SOURCE TEXT:
========================================

Sunday, November 5, 2017

NerdWordApparel and the Folly of Distractions

Hello Lovelies,

I wanted to provide you one last side-note update before I got back into the swing of Little Island Tales and other assorted works. Sometime back, I very briefly mentioned via our Twitter account that I had made a little shirt design out of boredom. Well, fast forward a week or two and I've actually found that making little graphic illustrations for shirts and apparel is actually a lot of fun and might want to make a little side business out of it.

Enter NerdWordApparel.

As all of you veteran readers might imagine, me being me has the tendency of diving head first into projects and such because I'm a horrible person who might actually be a workaholic. That aside, given a number of issues I'm having with the game design for Uncanny Valley, I've decided to redouble my efforts in this area for the time being and am now putting my snark and nerdisms to good use outside of regular writing. With that said, outside of Halloween and Dia de los Muertos, this has been where my energy has been focused for the last week.

I bring this up for three reasons: One, I like to share what I'm doing and where I'm going when it comes to the matter of any of you going "You know, I haven't seen any actual new content...what the hell is Robert doing?" I'm deciding that coming up for breath isn't fun so why not drown in creative works projects. Two, because I know many readers are, by definition, nerds with passions and loves of their own, some of you might actually like the work I'm doing at NerdWordApparel and find some desire to get yourself some fancy/snarky graphic design shirts/mugs/etc. Last, but not least Three: to keep my writing and my graphic design works separate and not antagonize one group or the other, I wanted to do a one-time shout out regarding NerdWordApparel with all relevant links to those that are interested and let you follow them from there (if you so desire).

========================================

DATA RECORDS:

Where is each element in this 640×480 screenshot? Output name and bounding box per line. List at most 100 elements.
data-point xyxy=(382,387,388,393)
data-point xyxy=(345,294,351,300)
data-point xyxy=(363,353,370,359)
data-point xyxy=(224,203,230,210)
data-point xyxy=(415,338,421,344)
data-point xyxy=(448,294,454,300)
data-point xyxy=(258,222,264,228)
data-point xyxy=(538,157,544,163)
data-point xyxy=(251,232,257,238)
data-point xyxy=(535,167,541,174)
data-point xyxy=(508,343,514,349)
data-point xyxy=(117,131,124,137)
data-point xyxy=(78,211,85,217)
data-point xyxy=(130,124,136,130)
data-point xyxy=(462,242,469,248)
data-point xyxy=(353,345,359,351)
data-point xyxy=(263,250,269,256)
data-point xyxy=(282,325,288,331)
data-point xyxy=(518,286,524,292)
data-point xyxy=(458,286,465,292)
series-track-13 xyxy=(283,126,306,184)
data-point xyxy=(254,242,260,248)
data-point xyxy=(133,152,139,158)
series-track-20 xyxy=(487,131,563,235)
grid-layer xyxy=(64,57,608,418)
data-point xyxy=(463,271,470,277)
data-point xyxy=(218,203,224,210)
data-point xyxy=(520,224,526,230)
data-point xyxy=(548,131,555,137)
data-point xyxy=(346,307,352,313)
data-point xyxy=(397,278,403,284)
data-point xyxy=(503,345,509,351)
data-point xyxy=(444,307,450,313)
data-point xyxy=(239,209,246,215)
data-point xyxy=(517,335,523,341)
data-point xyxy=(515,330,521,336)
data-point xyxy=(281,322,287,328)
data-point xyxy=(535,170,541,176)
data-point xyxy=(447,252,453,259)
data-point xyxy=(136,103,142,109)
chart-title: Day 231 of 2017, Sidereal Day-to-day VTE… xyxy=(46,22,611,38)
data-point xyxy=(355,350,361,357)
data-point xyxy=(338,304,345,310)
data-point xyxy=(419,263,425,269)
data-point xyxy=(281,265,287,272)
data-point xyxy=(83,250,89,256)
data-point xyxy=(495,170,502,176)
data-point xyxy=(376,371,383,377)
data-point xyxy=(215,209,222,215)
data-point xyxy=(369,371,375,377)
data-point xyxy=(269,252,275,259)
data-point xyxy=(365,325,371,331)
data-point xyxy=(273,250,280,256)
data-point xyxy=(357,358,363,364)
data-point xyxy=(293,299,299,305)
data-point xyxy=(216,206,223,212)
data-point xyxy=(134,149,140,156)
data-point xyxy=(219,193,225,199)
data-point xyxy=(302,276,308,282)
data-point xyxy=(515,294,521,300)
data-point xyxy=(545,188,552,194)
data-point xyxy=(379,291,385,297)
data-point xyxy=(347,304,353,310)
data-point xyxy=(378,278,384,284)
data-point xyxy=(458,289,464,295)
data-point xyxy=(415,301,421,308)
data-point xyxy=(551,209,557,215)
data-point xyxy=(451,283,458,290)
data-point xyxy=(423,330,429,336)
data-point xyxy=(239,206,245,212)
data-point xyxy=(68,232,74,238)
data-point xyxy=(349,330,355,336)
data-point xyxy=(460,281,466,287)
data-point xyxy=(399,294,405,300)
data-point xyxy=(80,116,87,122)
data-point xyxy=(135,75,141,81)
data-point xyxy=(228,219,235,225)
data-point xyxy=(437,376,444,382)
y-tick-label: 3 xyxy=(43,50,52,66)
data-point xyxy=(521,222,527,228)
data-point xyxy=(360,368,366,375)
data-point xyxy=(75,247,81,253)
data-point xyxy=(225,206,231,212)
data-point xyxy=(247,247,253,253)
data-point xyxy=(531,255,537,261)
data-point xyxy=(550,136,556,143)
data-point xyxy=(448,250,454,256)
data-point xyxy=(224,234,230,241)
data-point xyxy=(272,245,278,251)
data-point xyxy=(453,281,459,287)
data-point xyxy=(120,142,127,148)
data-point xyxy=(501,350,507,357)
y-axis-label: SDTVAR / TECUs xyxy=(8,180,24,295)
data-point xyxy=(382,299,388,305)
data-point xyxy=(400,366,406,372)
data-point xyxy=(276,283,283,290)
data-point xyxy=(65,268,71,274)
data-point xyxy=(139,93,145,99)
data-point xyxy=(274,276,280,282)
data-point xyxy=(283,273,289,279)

========================================

SET OF TASKS:
(a) Can you edit the NerdWordApparel post from "I wanted to provide" up to and including "business out of it." so that "boredom" becomes "curiosity"?
(b) Could you carry on the NerdWordApparel post from its last sentence?

RESULTS OF THE EXERCISE:
(a)
I wanted to provide you one last side-note update before I got back into the swing of Little Island Tales and other assorted works. Sometime back, I very briefly mentioned via our Twitter account that I had made a little shirt design out of curiosity. Well, fast forward a week or two and I've actually found that making little graphic illustrations for shirts and apparel is actually a lot of fun and might want to make a little side business out of it.

(b)
With that said, here is where you can follow us. Please note, the TeePublic link is the current 'shop' until I set up a more permanent website storefront.


To those that are interested, just a quick word of note: I intend to release new designs twice a week every Sunday and Thursday (I'm actually going to be releasing one later today, wouldn't ya know). I currently have a few Dungeons and Dragons related items, however designs will not be limited to this and will be all across nerddoms and fandoms. Perfect example, Thursday's launch will be a very cute dinosaur design that is more fun for all ages then perhaps snark about Dragons. I intend to have everything from fantasy to adventure to non-fiction and pretty much anything that makes me fellow nerds' hearts go pitter-patter-pitter. If you like the concept, give me a follow and see if anything catches your eye as the weeks roll on.

Finally, I want to assure everyone that there shouldn't really be any loss in or change of schedule to RBPublishing. The hows and whats for the my creative process for both projects actually mesh pretty well, particularly since a lot of my creative writing is performed when I'm away from home whereas a lot of my designs are done at home. In turn, it more means I'm intentionally shorting myself free time for movies/games/etc. than anything else, but that's self inflicted and is what it is.

I hope you guys enjoy it (if you're interested) and promise that we should have the next Little Island Tales out here shortly.